Data listing
----------
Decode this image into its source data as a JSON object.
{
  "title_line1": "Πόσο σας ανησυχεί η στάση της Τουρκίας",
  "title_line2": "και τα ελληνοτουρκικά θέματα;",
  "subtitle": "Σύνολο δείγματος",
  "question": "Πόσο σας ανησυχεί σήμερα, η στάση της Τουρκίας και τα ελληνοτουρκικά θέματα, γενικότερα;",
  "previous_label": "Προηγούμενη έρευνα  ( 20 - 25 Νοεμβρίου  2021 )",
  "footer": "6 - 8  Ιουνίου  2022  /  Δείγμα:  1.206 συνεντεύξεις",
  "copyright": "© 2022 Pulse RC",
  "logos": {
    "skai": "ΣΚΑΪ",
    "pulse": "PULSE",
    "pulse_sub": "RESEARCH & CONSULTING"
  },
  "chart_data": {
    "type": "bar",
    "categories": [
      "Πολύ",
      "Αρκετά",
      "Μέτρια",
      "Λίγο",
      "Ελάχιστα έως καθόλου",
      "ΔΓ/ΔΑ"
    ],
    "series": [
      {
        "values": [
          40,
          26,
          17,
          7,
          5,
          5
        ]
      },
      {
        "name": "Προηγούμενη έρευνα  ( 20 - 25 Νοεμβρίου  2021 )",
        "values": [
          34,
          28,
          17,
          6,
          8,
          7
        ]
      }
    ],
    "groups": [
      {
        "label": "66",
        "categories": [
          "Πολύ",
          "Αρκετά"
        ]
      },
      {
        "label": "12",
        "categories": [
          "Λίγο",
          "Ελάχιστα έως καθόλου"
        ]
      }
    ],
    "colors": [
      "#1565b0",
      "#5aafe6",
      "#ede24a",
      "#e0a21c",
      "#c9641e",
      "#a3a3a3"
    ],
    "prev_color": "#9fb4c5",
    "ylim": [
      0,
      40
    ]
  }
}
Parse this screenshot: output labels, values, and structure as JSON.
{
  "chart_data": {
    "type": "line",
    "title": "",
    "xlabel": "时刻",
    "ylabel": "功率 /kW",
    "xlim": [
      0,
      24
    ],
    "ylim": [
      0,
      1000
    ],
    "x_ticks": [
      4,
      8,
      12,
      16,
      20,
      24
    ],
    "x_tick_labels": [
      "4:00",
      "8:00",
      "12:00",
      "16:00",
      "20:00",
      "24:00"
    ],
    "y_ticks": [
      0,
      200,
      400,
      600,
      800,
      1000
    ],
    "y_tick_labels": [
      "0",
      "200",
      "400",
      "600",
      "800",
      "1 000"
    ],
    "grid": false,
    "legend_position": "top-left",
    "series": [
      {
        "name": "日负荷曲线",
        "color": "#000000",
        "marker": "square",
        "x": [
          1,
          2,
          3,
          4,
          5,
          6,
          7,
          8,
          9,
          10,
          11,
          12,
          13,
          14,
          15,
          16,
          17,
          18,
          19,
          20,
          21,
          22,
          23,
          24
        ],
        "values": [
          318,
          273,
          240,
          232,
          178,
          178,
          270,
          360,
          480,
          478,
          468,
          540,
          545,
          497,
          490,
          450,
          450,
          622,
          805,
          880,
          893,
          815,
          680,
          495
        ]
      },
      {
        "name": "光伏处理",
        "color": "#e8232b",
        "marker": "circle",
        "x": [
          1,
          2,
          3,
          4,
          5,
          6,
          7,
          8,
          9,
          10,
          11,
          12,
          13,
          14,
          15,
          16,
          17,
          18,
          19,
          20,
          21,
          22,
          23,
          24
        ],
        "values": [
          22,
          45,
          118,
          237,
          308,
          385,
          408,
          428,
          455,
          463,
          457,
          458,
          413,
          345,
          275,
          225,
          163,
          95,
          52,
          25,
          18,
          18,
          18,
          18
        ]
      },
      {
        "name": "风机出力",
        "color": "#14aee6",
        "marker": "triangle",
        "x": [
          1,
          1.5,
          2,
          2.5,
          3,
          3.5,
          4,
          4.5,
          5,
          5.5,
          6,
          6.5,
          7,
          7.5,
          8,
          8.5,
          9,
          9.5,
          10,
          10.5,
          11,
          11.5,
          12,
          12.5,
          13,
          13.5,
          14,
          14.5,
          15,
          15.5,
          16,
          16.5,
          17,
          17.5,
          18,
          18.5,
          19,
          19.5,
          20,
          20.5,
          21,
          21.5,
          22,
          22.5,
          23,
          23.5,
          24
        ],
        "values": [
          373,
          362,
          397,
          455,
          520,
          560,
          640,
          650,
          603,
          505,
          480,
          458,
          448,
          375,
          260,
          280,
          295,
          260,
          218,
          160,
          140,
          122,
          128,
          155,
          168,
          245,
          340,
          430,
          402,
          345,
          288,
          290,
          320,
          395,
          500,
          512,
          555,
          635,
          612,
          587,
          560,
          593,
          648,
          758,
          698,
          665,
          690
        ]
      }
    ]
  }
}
----------
# WHAT YOU NEED TO DO
Print the material once more, exactly.

# RESULT FOR THIS EXERCISE
Decode this image into its source data as a JSON object.
{
  "title_line1": "Πόσο σας ανησυχεί η στάση της Τουρκίας",
  "title_line2": "και τα ελληνοτουρκικά θέματα;",
  "subtitle": "Σύνολο δείγματος",
  "question": "Πόσο σας ανησυχεί σήμερα, η στάση της Τουρκίας και τα ελληνοτουρκικά θέματα, γενικότερα;",
  "previous_label": "Προηγούμενη έρευνα  ( 20 - 25 Νοεμβρίου  2021 )",
  "footer": "6 - 8  Ιουνίου  2022  /  Δείγμα:  1.206 συνεντεύξεις",
  "copyright": "© 2022 Pulse RC",
  "logos": {
    "skai": "ΣΚΑΪ",
    "pulse": "PULSE",
    "pulse_sub": "RESEARCH & CONSULTING"
  },
  "chart_data": {
    "type": "bar",
    "categories": [
      "Πολύ",
      "Αρκετά",
      "Μέτρια",
      "Λίγο",
      "Ελάχιστα έως καθόλου",
      "ΔΓ/ΔΑ"
    ],
    "series": [
      {
        "values": [
          40,
          26,
          17,
          7,
          5,
          5
        ]
      },
      {
        "name": "Προηγούμενη έρευνα  ( 20 - 25 Νοεμβρίου  2021 )",
        "values": [
          34,
          28,
          17,
          6,
          8,
          7
        ]
      }
    ],
    "groups": [
      {
        "label": "66",
        "categories": [
          "Πολύ",
          "Αρκετά"
        ]
      },
      {
        "label": "12",
        "categories": [
          "Λίγο",
          "Ελάχιστα έως καθόλου"
        ]
      }
    ],
    "colors": [
      "#1565b0",
      "#5aafe6",
      "#ede24a",
      "#e0a21c",
      "#c9641e",
      "#a3a3a3"
    ],
    "prev_color": "#9fb4c5",
    "ylim": [
      0,
      40
    ]
  }
}
Parse this screenshot: output labels, values, and structure as JSON.
{
  "chart_data": {
    "type": "line",
    "title": "",
    "xlabel": "时刻",
    "ylabel": "功率 /kW",
    "xlim": [
      0,
      24
    ],
    "ylim": [
      0,
      1000
    ],
    "x_ticks": [
      4,
      8,
      12,
      16,
      20,
      24
    ],
    "x_tick_labels": [
      "4:00",
      "8:00",
      "12:00",
      "16:00",
      "20:00",
      "24:00"
    ],
    "y_ticks": [
      0,
      200,
      400,
      600,
      800,
      1000
    ],
    "y_tick_labels": [
      "0",
      "200",
      "400",
      "600",
      "800",
      "1 000"
    ],
    "grid": false,
    "legend_position": "top-left",
    "series": [
      {
        "name": "日负荷曲线",
        "color": "#000000",
        "marker": "square",
        "x": [
          1,
          2,
          3,
          4,
          5,
          6,
          7,
          8,
          9,
          10,
          11,
          12,
          13,
          14,
          15,
          16,
          17,
          18,
          19,
          20,
          21,
          22,
          23,
          24
        ],
        "values": [
          318,
          273,
          240,
          232,
          178,
          178,
          270,
          360,
          480,
          478,
          468,
          540,
          545,
          497,
          490,
          450,
          450,
          622,
          805,
          880,
          893,
          815,
          680,
          495
        ]
      },
      {
        "name": "光伏处理",
        "color": "#e8232b",
        "marker": "circle",
        "x": [
          1,
          2,
          3,
          4,
          5,
          6,
          7,
          8,
          9,
          10,
          11,
          12,
          13,
          14,
          15,
          16,
          17,
          18,
          19,
          20,
          21,
          22,
          23,
          24
        ],
        "values": [
          22,
          45,
          118,
          237,
          308,
          385,
          408,
          428,
          455,
          463,
          457,
          458,
          413,
          345,
          275,
          225,
          163,
          95,
          52,
          25,
          18,
          18,
          18,
          18
        ]
      },
      {
        "name": "风机出力",
        "color": "#14aee6",
        "marker": "triangle",
        "x": [
          1,
          1.5,
          2,
          2.5,
          3,
          3.5,
          4,
          4.5,
          5,
          5.5,
          6,
          6.5,
          7,
          7.5,
          8,
          8.5,
          9,
          9.5,
          10,
          10.5,
          11,
          11.5,
          12,
          12.5,
          13,
          13.5,
          14,
          14.5,
          15,
          15.5,
          16,
          16.5,
          17,
          17.5,
          18,
          18.5,
          19,
          19.5,
          20,
          20.5,
          21,
          21.5,
          22,
          22.5,
          23,
          23.5,
          24
        ],
        "values": [
          373,
          362,
          397,
          455,
          520,
          560,
          640,
          650,
          603,
          505,
          480,
          458,
          448,
          375,
          260,
          280,
          295,
          260,
          218,
          160,
          140,
          122,
          128,
          155,
          168,
          245,
          340,
          430,
          402,
          345,
          288,
          290,
          320,
          395,
          500,
          512,
          555,
          635,
          612,
          587,
          560,
          593,
          648,
          758,
          698,
          665,
          690
        ]
      }
    ]
  }
}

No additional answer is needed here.